**Given problem**
Show each line that has the string "name" in it.

**Data shown**
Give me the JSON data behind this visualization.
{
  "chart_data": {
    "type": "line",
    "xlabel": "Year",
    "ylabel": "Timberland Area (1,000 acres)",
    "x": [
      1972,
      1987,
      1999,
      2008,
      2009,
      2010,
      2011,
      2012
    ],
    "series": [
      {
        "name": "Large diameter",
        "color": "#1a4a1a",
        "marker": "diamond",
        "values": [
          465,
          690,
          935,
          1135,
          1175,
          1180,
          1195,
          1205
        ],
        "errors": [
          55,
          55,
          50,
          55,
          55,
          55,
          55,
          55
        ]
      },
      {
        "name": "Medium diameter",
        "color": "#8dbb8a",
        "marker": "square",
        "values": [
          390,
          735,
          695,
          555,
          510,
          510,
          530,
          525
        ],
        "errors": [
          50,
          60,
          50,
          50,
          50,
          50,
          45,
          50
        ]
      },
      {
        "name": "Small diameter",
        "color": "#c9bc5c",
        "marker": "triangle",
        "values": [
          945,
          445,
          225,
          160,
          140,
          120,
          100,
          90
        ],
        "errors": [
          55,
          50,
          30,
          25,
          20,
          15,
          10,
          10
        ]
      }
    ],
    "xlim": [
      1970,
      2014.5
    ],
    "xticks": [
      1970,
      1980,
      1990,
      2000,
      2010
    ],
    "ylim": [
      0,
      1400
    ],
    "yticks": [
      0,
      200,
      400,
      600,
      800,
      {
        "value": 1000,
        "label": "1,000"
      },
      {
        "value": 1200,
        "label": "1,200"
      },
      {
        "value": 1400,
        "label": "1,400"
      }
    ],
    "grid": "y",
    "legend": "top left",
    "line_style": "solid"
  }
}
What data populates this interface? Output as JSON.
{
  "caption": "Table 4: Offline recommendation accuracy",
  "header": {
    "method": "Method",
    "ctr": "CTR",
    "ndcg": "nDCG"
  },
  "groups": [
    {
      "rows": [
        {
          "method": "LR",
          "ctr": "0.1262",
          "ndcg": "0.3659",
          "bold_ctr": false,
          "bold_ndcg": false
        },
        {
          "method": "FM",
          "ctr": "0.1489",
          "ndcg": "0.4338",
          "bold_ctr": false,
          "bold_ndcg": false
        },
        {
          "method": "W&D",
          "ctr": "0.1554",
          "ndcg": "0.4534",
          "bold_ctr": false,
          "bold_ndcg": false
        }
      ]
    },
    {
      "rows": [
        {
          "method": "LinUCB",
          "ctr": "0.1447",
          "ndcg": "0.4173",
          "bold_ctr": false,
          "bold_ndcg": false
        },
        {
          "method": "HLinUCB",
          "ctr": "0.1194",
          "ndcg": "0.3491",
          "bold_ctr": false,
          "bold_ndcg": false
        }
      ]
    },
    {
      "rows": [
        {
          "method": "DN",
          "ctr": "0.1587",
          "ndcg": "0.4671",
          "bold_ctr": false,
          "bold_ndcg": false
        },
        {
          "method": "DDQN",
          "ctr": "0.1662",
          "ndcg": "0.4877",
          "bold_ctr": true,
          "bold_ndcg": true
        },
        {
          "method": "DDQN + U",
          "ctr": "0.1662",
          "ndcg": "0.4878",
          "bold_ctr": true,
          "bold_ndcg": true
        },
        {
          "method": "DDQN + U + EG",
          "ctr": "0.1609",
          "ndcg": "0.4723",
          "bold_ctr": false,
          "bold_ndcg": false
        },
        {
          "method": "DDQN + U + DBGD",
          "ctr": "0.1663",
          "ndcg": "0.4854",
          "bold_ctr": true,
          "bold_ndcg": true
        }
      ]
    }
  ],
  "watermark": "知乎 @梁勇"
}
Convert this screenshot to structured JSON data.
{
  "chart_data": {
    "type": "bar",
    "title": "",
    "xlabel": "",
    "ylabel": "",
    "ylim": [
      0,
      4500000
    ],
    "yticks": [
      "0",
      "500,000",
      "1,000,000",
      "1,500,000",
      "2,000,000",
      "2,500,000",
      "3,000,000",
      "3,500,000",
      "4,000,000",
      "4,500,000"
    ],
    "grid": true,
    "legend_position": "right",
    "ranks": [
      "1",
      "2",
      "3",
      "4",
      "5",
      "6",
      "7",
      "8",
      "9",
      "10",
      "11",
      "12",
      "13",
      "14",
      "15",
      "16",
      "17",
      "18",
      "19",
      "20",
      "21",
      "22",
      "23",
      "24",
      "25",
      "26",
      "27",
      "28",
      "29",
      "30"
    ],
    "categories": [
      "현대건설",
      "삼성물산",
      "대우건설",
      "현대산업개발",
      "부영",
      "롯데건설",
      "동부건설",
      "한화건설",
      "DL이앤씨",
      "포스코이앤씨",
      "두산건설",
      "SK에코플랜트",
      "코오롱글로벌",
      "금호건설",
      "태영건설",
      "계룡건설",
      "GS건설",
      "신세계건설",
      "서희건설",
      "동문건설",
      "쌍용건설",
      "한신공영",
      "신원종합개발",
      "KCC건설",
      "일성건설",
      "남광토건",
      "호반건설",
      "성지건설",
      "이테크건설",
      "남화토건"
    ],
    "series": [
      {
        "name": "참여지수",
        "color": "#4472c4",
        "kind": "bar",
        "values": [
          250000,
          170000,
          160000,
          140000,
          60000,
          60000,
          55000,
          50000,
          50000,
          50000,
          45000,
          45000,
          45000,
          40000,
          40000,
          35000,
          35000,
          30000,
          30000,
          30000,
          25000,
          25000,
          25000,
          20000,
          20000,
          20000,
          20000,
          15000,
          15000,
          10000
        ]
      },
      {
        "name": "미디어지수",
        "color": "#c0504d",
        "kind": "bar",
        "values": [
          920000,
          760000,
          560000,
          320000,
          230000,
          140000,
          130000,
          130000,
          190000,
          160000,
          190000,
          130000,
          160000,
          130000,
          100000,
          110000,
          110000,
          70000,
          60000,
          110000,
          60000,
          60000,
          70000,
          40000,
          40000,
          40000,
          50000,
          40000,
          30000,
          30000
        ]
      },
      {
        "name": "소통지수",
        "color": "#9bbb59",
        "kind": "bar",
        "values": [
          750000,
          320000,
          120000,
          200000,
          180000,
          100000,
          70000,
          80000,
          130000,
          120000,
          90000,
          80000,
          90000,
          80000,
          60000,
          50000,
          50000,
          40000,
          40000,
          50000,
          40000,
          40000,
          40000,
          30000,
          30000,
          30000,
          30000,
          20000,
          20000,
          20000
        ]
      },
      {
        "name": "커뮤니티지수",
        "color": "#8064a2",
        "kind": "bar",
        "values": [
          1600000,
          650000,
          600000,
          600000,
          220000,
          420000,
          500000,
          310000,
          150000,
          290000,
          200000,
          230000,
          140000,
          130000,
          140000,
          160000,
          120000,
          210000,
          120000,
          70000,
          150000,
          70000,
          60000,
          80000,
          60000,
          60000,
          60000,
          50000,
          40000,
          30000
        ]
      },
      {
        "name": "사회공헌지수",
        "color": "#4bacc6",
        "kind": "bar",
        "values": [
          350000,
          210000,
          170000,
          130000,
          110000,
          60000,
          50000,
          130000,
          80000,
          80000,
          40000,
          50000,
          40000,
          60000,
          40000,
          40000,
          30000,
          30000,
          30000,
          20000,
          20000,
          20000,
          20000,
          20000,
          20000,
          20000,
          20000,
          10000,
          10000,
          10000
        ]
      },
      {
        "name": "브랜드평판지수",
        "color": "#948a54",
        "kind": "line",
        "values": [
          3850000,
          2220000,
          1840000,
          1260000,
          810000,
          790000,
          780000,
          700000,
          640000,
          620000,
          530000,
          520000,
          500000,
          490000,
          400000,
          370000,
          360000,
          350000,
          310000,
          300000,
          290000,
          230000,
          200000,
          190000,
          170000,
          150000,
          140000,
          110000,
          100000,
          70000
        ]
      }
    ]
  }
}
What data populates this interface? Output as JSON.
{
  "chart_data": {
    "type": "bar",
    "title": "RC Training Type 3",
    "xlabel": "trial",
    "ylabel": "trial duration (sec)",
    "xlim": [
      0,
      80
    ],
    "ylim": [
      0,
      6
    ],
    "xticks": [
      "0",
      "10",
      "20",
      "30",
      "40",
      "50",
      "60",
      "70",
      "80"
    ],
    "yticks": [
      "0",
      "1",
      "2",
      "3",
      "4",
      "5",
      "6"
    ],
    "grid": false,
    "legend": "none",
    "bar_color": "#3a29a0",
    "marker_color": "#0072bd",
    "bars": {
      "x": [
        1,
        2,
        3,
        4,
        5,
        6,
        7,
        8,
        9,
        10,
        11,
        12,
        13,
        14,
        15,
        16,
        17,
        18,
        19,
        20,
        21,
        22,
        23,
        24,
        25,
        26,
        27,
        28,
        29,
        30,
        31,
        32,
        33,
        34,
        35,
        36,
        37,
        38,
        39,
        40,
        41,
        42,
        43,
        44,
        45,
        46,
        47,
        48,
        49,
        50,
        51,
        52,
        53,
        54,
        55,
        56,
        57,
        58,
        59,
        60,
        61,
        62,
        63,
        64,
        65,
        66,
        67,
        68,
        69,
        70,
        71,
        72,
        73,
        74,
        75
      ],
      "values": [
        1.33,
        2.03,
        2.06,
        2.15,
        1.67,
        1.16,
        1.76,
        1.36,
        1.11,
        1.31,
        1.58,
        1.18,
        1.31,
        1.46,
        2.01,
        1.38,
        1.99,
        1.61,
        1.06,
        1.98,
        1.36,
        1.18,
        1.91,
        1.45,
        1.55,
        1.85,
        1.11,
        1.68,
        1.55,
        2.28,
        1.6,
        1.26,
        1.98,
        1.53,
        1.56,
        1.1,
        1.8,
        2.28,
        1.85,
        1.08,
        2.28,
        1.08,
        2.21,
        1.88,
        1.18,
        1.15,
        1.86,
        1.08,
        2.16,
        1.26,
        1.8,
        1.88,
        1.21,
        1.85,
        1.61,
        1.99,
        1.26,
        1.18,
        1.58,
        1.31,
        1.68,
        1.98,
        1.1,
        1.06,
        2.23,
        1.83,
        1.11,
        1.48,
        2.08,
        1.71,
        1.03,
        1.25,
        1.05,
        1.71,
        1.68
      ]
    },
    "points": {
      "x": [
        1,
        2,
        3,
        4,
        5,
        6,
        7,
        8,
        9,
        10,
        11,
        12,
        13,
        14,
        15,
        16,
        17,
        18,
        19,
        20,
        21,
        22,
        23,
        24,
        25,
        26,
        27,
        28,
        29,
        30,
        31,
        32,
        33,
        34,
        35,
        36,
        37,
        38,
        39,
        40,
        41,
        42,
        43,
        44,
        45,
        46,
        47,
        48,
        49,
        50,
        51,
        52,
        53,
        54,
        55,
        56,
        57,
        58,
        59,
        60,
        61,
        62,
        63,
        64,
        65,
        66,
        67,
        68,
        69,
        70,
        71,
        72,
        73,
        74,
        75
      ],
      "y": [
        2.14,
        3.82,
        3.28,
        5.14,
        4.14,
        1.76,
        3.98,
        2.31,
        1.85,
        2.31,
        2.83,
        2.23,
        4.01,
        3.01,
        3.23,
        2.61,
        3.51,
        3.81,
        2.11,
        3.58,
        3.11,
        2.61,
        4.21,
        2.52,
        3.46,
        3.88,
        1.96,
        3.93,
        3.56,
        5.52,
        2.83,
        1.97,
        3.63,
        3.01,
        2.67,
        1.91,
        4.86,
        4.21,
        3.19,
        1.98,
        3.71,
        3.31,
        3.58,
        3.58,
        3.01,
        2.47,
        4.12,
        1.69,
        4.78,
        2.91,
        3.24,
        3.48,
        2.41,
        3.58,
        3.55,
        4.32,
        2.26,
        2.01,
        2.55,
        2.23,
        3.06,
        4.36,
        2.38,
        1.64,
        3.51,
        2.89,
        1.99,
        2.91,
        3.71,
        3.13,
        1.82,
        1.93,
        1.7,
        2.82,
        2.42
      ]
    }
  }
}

**Full output**
        "name": "Large diameter",
        "name": "Medium diameter",
        "name": "Small diameter",
        "name": "참여지수",
        "name": "미디어지수",
        "name": "소통지수",
        "name": "커뮤니티지수",
        "name": "사회공헌지수",
        "name": "브랜드평판지수",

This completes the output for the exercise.